• _Given exercise_: Find each line in the data below that contains the string "label". Copy every such line in full.

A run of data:

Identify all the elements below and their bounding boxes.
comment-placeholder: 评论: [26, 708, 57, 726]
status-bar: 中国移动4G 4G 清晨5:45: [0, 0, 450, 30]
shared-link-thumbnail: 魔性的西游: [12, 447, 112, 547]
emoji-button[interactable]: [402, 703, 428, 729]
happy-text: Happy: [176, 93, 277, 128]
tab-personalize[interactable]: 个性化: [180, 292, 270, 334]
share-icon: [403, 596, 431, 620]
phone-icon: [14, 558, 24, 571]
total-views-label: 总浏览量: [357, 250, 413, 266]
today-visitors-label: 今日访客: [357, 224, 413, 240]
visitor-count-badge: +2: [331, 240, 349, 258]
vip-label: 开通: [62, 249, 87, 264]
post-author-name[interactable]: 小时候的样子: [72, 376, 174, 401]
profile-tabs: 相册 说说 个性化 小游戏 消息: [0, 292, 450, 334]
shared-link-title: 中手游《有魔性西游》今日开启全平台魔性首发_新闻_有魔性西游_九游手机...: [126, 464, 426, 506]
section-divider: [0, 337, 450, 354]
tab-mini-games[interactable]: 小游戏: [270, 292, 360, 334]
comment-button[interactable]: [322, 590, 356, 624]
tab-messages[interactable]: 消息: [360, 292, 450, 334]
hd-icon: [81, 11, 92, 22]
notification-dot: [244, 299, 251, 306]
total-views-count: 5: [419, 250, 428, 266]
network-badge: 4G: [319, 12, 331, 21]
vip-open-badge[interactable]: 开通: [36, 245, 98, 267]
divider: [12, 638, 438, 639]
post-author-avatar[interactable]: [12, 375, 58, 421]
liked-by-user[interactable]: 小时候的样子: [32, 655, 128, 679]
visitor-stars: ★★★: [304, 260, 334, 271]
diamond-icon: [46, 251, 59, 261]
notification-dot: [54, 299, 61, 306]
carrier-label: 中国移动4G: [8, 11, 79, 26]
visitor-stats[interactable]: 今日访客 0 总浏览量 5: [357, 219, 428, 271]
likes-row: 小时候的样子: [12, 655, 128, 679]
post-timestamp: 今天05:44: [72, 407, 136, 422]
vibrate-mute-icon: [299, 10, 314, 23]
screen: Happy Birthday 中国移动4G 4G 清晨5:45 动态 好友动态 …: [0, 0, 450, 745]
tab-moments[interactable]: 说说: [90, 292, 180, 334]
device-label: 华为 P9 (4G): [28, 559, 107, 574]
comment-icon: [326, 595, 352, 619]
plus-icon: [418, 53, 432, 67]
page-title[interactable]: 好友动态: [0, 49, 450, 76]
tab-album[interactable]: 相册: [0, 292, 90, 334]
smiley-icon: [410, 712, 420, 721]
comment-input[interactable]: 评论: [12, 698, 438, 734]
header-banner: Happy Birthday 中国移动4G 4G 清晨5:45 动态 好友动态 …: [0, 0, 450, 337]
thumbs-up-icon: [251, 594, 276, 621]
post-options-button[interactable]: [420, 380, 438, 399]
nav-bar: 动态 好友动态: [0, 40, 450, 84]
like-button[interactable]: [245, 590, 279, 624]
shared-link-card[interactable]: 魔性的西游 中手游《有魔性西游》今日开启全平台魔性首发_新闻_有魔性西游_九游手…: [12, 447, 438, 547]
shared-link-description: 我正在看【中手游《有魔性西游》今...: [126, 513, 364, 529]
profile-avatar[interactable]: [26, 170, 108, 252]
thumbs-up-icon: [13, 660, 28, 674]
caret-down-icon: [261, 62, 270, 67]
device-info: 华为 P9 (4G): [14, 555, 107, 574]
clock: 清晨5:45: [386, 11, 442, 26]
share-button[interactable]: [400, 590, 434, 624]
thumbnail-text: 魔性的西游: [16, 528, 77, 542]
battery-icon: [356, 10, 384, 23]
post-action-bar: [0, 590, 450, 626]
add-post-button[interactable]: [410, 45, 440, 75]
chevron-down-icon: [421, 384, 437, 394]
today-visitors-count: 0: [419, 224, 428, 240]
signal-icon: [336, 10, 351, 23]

• _Reply_:
total-views-label: 总浏览量: [357, 250, 413, 266]
today-visitors-label: 今日访客: [357, 224, 413, 240]
vip-label: 开通: [62, 249, 87, 264]
carrier-label: 中国移动4G: [8, 11, 79, 26]
device-label: 华为 P9 (4G): [28, 559, 107, 574]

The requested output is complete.